### Dataset
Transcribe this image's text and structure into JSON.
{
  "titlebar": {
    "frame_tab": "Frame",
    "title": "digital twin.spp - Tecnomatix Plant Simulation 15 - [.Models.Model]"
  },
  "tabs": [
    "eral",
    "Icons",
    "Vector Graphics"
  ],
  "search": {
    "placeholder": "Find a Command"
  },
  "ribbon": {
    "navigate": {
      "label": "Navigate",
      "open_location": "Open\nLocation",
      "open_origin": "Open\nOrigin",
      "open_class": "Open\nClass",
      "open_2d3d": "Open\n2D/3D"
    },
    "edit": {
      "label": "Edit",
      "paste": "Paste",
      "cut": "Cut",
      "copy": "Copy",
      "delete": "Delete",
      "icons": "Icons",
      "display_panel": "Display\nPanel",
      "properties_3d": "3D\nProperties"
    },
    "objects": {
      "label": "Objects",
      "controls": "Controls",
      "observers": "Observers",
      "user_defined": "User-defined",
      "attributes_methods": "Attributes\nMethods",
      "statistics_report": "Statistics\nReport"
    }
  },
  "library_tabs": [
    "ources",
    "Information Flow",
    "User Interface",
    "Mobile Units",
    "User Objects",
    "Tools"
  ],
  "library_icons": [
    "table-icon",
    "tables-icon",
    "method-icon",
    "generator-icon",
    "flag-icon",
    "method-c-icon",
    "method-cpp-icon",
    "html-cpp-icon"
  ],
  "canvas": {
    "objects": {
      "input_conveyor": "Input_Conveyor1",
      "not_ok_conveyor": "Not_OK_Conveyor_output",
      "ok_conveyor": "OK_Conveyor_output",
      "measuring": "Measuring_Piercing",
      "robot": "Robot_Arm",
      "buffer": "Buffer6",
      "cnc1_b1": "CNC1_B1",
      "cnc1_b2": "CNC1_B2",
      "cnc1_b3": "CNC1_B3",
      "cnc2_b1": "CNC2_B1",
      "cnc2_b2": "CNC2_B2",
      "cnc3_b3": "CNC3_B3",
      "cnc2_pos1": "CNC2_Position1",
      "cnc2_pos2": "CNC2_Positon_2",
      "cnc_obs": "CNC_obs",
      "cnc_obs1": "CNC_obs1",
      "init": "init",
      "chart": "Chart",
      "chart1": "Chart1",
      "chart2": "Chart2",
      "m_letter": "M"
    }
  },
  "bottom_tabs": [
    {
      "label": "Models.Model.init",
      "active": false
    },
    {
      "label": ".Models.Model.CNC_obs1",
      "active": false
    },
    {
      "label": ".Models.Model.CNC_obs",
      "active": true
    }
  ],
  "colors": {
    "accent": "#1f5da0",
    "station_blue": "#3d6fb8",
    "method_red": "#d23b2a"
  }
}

### Task goal
Take the lines above and retype all of them exactly.

### The reply
Transcribe this image's text and structure into JSON.
{
  "titlebar": {
    "frame_tab": "Frame",
    "title": "digital twin.spp - Tecnomatix Plant Simulation 15 - [.Models.Model]"
  },
  "tabs": [
    "eral",
    "Icons",
    "Vector Graphics"
  ],
  "search": {
    "placeholder": "Find a Command"
  },
  "ribbon": {
    "navigate": {
      "label": "Navigate",
      "open_location": "Open\nLocation",
      "open_origin": "Open\nOrigin",
      "open_class": "Open\nClass",
      "open_2d3d": "Open\n2D/3D"
    },
    "edit": {
      "label": "Edit",
      "paste": "Paste",
      "cut": "Cut",
      "copy": "Copy",
      "delete": "Delete",
      "icons": "Icons",
      "display_panel": "Display\nPanel",
      "properties_3d": "3D\nProperties"
    },
    "objects": {
      "label": "Objects",
      "controls": "Controls",
      "observers": "Observers",
      "user_defined": "User-defined",
      "attributes_methods": "Attributes\nMethods",
      "statistics_report": "Statistics\nReport"
    }
  },
  "library_tabs": [
    "ources",
    "Information Flow",
    "User Interface",
    "Mobile Units",
    "User Objects",
    "Tools"
  ],
  "library_icons": [
    "table-icon",
    "tables-icon",
    "method-icon",
    "generator-icon",
    "flag-icon",
    "method-c-icon",
    "method-cpp-icon",
    "html-cpp-icon"
  ],
  "canvas": {
    "objects": {
      "input_conveyor": "Input_Conveyor1",
      "not_ok_conveyor": "Not_OK_Conveyor_output",
      "ok_conveyor": "OK_Conveyor_output",
      "measuring": "Measuring_Piercing",
      "robot": "Robot_Arm",
      "buffer": "Buffer6",
      "cnc1_b1": "CNC1_B1",
      "cnc1_b2": "CNC1_B2",
      "cnc1_b3": "CNC1_B3",
      "cnc2_b1": "CNC2_B1",
      "cnc2_b2": "CNC2_B2",
      "cnc3_b3": "CNC3_B3",
      "cnc2_pos1": "CNC2_Position1",
      "cnc2_pos2": "CNC2_Positon_2",
      "cnc_obs": "CNC_obs",
      "cnc_obs1": "CNC_obs1",
      "init": "init",
      "chart": "Chart",
      "chart1": "Chart1",
      "chart2": "Chart2",
      "m_letter": "M"
    }
  },
  "bottom_tabs": [
    {
      "label": "Models.Model.init",
      "active": false
    },
    {
      "label": ".Models.Model.CNC_obs1",
      "active": false
    },
    {
      "label": ".Models.Model.CNC_obs",
      "active": true
    }
  ],
  "colors": {
    "accent": "#1f5da0",
    "station_blue": "#3d6fb8",
    "method_red": "#d23b2a"
  }
}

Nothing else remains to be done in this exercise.